## Given request
Identify each line in the records below that contains the word "this", and copy it.
start
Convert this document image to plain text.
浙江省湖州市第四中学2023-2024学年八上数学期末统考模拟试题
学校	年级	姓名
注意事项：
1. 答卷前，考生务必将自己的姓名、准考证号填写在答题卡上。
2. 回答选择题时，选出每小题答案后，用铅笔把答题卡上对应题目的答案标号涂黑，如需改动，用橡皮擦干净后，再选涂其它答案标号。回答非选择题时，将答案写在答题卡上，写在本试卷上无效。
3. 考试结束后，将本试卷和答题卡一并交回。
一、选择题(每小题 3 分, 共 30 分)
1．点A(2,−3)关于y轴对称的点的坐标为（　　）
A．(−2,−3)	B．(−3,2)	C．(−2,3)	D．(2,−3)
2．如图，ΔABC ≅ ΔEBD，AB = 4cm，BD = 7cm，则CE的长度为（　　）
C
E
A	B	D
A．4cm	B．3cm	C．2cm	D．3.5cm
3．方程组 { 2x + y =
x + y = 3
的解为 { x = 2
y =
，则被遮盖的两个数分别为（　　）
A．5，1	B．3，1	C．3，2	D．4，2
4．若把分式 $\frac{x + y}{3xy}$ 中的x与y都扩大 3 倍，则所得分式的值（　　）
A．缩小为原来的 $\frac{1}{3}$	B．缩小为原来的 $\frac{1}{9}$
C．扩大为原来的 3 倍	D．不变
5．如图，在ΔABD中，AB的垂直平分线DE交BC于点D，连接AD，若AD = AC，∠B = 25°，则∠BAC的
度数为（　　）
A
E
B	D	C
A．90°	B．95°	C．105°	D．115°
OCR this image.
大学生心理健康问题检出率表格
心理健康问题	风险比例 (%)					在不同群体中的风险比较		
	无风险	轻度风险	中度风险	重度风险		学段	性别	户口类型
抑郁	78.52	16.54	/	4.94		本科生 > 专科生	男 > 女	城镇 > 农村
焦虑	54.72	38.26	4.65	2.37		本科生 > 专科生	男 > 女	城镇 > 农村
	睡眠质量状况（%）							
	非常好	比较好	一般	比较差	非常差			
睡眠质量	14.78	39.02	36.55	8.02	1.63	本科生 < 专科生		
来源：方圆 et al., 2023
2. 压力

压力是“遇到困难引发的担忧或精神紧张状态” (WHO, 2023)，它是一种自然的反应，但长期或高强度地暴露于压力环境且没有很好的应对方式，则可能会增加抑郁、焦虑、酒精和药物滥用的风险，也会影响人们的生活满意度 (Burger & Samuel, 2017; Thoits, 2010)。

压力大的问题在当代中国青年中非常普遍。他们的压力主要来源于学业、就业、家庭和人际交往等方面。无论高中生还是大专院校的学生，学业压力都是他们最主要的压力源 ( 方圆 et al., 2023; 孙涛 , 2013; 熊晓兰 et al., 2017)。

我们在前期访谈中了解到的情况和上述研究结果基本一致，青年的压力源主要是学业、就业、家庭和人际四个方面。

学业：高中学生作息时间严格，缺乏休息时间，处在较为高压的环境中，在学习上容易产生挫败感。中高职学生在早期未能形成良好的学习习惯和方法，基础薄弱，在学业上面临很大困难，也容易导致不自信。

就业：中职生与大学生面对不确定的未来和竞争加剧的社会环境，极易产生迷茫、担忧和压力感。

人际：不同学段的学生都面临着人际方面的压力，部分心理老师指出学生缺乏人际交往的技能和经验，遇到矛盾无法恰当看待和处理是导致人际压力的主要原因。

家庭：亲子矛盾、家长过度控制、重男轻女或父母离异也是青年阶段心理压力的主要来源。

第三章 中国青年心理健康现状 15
end
start
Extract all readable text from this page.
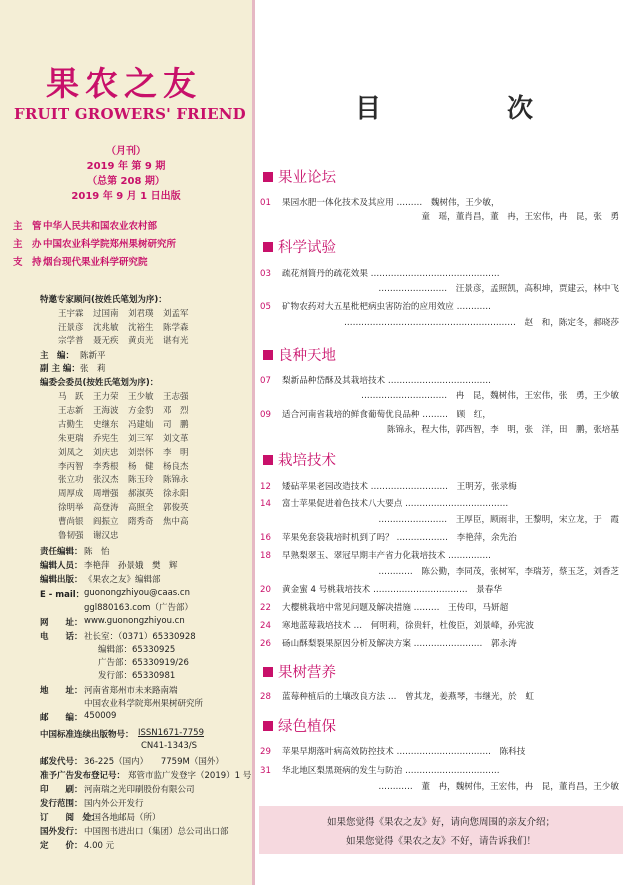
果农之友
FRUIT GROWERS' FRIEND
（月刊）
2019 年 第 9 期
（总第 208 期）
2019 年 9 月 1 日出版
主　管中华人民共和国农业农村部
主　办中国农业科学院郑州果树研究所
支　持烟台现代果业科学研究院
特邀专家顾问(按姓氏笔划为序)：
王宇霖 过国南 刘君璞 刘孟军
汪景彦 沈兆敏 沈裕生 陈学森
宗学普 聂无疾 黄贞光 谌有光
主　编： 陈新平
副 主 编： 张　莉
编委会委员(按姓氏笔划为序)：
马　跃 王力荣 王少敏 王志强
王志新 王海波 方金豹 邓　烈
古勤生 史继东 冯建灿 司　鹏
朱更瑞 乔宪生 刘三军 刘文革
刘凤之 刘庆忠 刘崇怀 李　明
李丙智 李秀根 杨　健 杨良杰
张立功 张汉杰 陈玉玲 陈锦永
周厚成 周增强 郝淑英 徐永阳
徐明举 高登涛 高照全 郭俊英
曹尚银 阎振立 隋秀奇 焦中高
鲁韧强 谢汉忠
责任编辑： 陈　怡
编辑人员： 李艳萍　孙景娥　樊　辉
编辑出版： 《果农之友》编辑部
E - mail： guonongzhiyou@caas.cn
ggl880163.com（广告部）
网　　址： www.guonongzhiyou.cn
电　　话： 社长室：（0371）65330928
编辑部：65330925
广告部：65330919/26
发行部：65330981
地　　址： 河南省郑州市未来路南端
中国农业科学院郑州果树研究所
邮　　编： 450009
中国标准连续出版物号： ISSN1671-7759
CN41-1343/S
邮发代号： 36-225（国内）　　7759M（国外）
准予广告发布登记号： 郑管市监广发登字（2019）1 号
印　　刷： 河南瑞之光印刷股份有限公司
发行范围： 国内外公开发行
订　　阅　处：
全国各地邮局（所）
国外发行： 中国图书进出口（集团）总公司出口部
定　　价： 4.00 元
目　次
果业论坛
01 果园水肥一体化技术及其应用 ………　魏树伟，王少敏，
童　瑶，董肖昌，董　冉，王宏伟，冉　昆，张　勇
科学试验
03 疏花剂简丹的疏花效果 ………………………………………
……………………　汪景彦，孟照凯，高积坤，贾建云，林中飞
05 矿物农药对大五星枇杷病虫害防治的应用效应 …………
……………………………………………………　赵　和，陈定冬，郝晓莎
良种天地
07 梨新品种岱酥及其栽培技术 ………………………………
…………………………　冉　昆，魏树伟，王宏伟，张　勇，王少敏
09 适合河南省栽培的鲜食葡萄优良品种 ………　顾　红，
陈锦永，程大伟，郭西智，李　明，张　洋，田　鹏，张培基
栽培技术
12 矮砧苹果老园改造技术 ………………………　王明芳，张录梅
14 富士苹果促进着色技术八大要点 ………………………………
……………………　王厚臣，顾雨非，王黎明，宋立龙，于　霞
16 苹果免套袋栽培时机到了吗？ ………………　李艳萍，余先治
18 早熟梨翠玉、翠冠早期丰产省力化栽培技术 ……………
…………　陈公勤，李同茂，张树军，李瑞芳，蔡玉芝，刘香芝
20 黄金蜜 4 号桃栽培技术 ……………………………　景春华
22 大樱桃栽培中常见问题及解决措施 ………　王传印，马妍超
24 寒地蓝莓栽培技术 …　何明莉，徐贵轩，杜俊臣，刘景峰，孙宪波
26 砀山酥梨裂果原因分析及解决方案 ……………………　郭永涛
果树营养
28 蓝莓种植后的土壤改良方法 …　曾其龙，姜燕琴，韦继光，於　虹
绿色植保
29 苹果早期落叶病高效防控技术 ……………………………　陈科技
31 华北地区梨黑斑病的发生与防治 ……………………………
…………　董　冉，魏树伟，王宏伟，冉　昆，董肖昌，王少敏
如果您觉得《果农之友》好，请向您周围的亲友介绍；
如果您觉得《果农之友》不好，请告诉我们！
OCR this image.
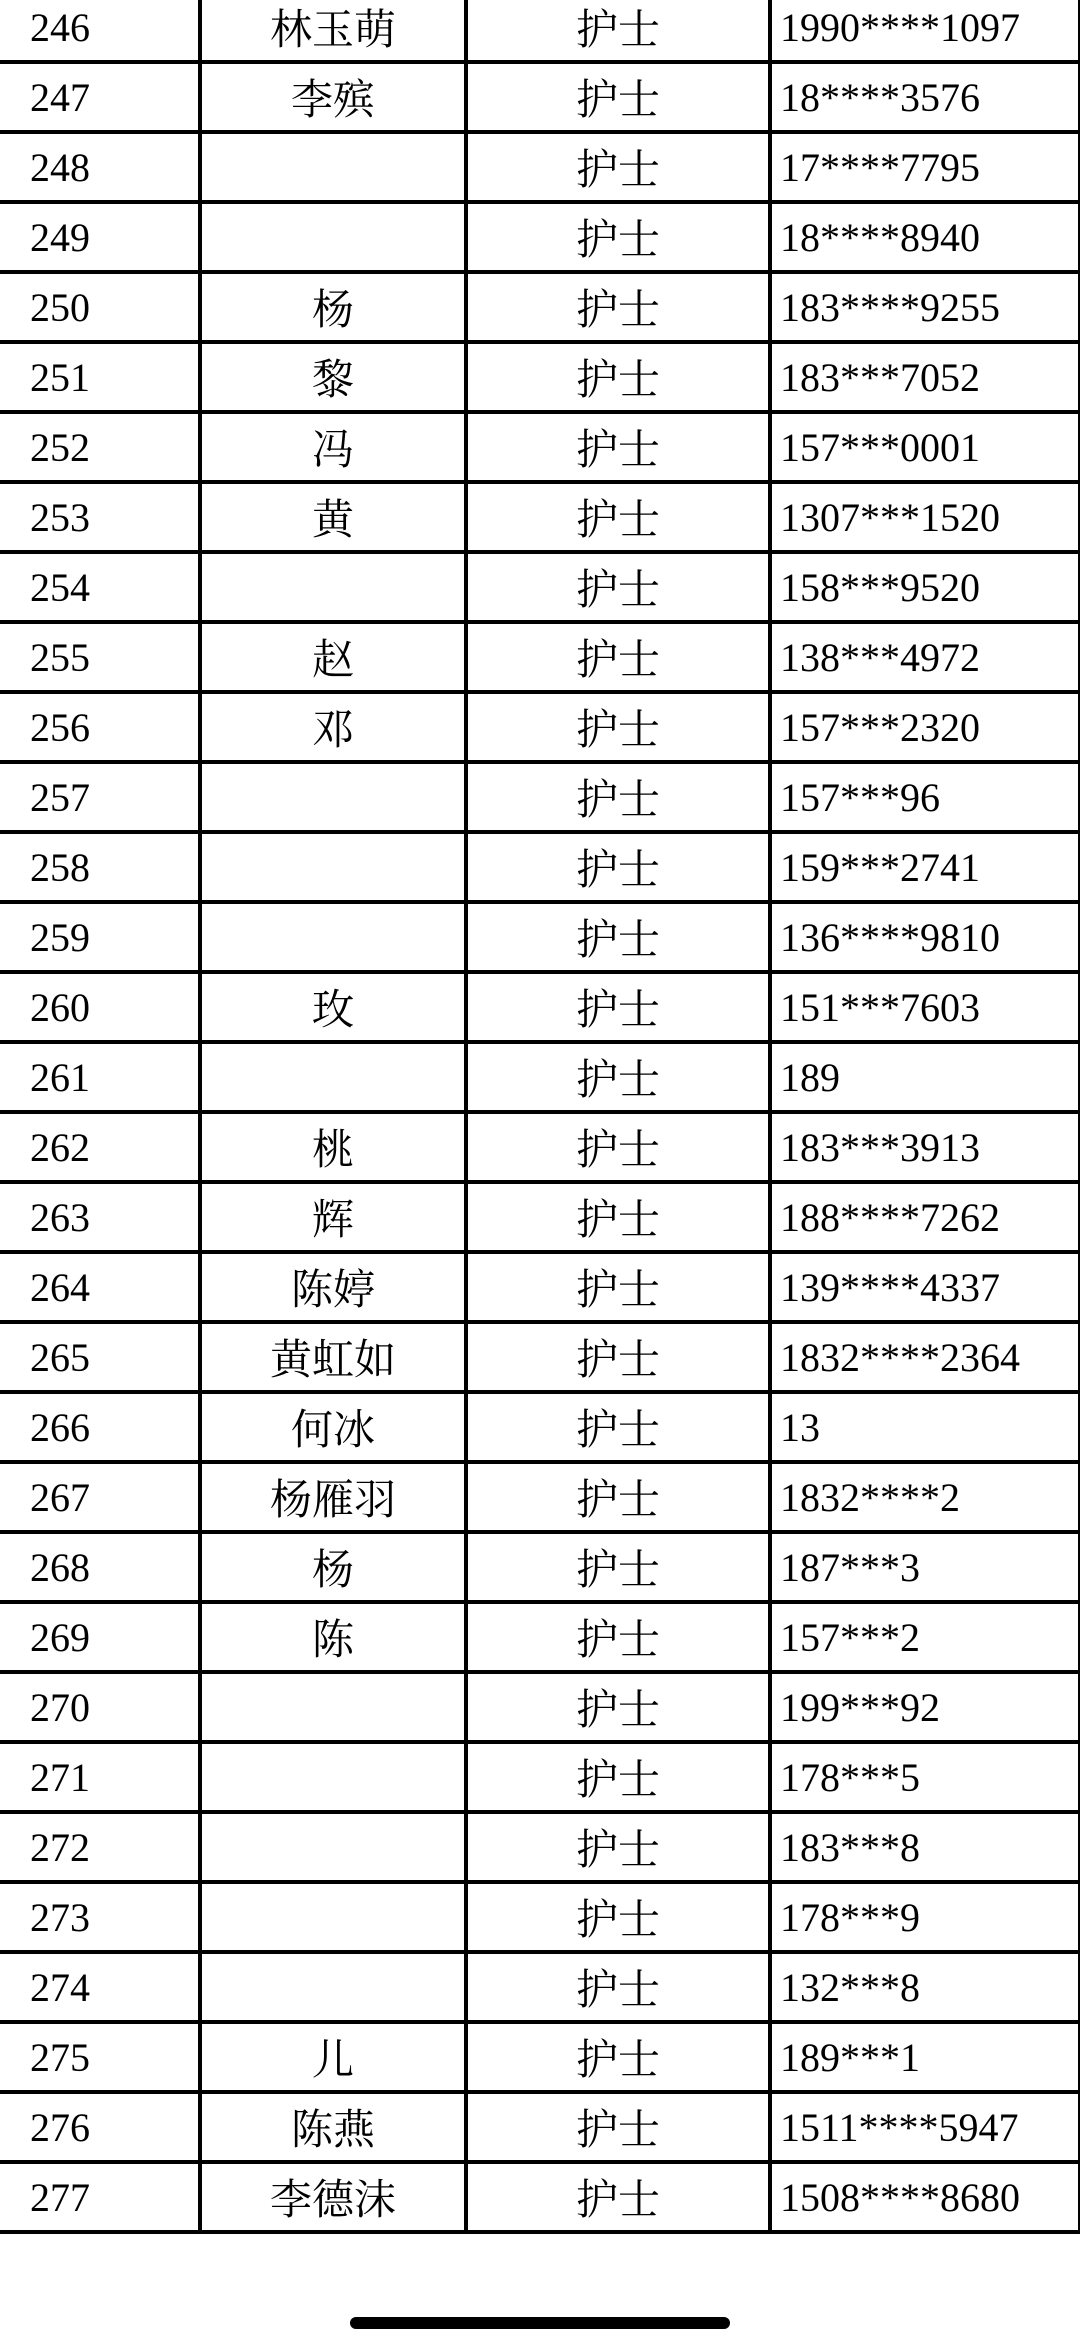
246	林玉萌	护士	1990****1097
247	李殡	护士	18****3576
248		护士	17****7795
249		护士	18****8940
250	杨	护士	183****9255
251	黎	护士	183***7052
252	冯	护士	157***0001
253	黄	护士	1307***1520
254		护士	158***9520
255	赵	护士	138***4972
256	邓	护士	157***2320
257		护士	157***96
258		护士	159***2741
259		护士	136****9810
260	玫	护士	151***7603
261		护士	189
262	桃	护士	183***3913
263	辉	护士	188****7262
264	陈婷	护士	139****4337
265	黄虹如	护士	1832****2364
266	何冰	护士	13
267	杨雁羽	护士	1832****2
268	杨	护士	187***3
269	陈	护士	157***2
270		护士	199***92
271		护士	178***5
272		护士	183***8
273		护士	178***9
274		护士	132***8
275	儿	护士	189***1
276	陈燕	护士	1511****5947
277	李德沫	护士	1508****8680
end
## The response
Convert this document image to plain text.
OCR this image.
Extract all readable text from this page.
OCR this image.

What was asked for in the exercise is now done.